» **WHAT IS BEING ASKED**:
In the entries that follow, how many lines hold the string "Layer"? Give only that number.

» **DATA PROVIDED**:
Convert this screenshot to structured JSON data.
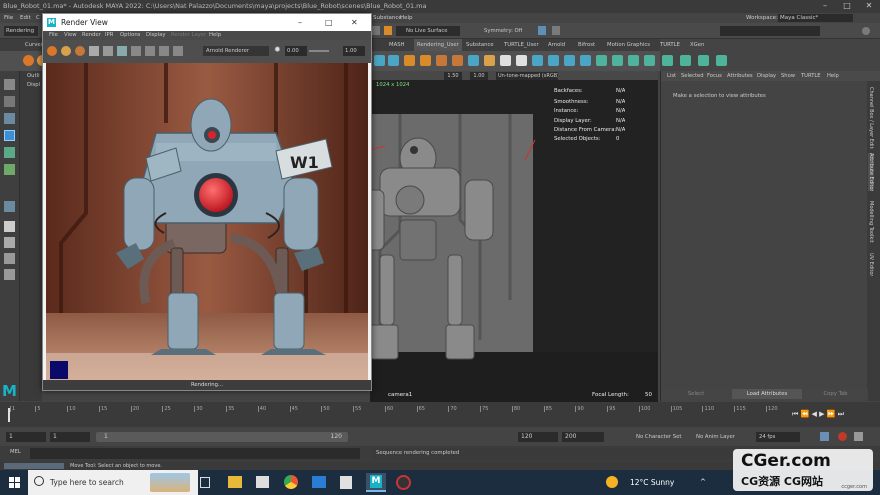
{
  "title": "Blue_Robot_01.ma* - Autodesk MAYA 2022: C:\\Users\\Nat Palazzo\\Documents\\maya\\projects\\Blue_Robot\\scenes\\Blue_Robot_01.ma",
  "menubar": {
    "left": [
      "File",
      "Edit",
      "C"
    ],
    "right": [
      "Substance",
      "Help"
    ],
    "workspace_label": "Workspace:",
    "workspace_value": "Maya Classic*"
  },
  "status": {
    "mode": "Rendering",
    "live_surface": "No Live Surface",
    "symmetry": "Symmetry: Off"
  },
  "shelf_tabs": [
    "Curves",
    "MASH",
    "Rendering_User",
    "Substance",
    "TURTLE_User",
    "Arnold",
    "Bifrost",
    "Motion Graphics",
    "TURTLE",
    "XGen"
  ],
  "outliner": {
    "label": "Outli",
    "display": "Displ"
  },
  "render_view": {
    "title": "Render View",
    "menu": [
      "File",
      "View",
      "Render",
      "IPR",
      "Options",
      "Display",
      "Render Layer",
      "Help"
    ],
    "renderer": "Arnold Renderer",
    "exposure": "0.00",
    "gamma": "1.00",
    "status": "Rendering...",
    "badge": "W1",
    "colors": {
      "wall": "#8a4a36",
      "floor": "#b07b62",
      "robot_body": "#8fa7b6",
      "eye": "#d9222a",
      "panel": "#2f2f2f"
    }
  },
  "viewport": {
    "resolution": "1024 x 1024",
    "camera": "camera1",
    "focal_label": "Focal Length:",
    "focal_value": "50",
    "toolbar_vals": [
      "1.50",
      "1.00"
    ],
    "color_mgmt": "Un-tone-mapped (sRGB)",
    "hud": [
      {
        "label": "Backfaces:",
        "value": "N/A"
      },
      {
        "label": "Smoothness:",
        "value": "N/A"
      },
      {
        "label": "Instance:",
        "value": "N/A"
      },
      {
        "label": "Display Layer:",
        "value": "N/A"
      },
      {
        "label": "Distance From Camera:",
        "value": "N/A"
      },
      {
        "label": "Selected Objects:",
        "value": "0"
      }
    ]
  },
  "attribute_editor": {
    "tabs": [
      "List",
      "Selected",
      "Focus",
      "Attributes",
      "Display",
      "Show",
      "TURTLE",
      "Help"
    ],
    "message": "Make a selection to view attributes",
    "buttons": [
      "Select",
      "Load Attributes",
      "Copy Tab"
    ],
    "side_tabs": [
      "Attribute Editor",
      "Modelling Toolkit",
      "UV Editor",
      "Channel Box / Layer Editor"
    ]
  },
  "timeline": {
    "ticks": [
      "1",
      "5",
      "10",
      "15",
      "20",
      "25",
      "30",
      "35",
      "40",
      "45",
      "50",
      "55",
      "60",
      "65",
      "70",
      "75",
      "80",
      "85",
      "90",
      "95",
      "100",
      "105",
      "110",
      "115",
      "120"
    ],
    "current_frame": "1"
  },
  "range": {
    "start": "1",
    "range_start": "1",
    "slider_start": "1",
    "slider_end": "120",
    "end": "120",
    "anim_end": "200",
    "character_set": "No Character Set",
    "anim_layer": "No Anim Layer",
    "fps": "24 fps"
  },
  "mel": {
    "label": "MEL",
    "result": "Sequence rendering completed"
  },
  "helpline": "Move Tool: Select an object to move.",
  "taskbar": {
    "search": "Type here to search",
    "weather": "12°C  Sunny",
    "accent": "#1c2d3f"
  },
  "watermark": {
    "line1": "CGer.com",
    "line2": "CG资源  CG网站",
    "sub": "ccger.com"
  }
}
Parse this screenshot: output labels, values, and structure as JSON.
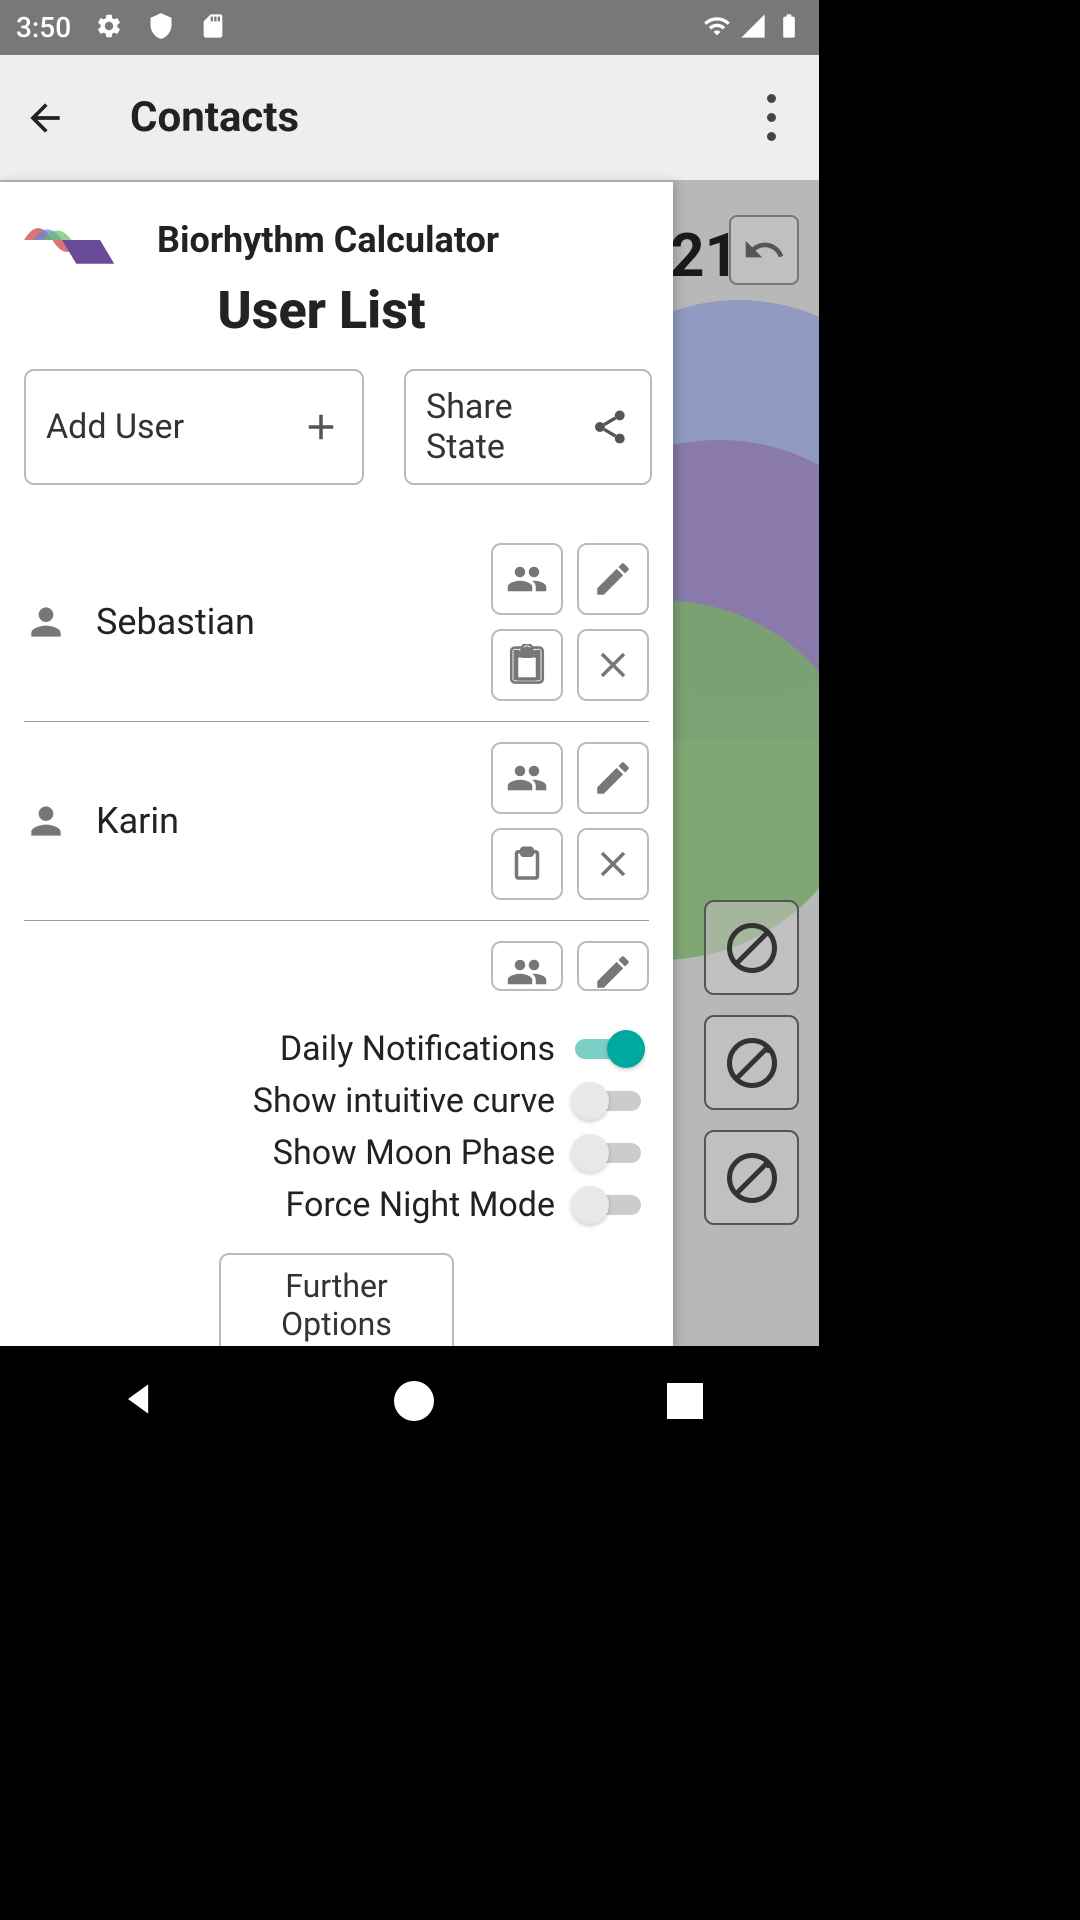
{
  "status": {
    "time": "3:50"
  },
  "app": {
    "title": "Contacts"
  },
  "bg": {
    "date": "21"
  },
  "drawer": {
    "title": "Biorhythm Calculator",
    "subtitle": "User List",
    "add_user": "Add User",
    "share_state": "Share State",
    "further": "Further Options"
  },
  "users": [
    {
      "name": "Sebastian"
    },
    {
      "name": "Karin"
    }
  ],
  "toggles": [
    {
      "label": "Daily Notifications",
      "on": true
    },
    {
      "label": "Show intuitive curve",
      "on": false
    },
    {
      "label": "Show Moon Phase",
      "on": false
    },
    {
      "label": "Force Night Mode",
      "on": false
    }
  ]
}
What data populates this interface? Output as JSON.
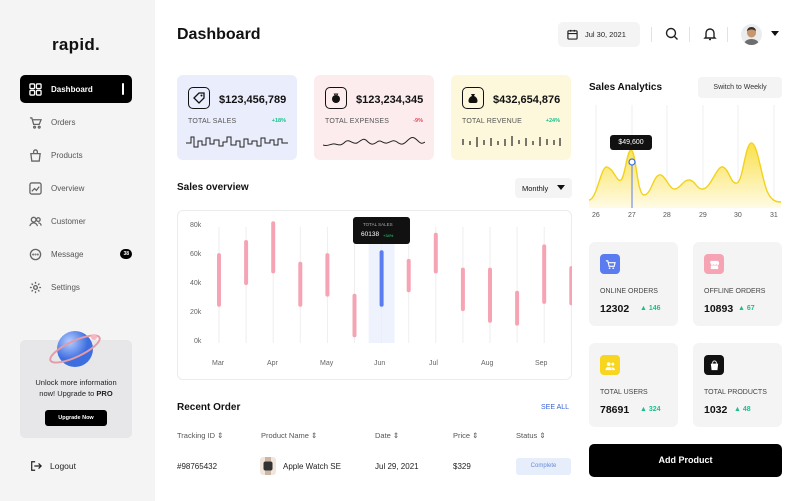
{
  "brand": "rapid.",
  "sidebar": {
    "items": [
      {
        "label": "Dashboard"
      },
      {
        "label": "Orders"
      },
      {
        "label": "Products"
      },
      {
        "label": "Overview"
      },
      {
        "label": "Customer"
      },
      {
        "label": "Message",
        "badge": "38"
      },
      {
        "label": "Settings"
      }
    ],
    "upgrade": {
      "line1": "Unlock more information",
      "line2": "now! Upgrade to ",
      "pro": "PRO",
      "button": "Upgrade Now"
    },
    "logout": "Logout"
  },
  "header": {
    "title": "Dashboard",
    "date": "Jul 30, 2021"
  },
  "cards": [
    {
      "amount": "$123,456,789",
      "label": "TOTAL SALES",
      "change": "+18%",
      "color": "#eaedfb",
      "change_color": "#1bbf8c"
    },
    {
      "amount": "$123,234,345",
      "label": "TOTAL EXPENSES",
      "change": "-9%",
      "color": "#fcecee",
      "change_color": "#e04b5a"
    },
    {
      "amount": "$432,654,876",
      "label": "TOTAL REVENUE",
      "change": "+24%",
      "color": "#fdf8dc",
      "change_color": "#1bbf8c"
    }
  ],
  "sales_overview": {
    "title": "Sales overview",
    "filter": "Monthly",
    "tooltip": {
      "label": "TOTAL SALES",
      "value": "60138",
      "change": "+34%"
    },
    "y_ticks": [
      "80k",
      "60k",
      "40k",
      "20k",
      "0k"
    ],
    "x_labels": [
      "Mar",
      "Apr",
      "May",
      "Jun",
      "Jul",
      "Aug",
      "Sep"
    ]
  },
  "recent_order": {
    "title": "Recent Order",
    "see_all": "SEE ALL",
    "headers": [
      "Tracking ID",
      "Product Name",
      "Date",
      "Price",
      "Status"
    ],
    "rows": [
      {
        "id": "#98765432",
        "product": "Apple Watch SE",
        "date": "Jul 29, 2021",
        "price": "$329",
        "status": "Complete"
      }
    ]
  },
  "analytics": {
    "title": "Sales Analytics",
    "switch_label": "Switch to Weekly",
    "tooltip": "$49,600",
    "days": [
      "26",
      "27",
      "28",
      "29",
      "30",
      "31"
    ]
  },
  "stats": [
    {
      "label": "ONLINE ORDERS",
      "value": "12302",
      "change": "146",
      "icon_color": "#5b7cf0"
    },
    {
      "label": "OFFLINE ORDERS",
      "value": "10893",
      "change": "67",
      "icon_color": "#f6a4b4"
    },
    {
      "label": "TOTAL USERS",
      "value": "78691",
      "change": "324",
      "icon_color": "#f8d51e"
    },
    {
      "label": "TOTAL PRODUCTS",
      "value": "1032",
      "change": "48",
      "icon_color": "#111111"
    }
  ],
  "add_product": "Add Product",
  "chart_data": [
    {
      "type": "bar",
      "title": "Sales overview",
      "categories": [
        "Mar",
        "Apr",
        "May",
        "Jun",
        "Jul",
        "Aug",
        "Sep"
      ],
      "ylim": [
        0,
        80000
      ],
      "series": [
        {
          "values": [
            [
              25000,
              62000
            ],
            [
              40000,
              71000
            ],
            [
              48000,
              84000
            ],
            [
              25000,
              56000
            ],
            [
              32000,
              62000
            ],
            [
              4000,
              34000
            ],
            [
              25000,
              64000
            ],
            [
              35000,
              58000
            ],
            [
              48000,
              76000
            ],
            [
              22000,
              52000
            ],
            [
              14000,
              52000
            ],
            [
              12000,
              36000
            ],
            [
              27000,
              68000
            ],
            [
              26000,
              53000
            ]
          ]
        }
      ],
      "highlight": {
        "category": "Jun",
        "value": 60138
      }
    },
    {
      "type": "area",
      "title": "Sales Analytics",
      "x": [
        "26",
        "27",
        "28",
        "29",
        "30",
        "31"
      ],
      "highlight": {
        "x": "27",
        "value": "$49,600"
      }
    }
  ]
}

» **FULL ANSWER**:
4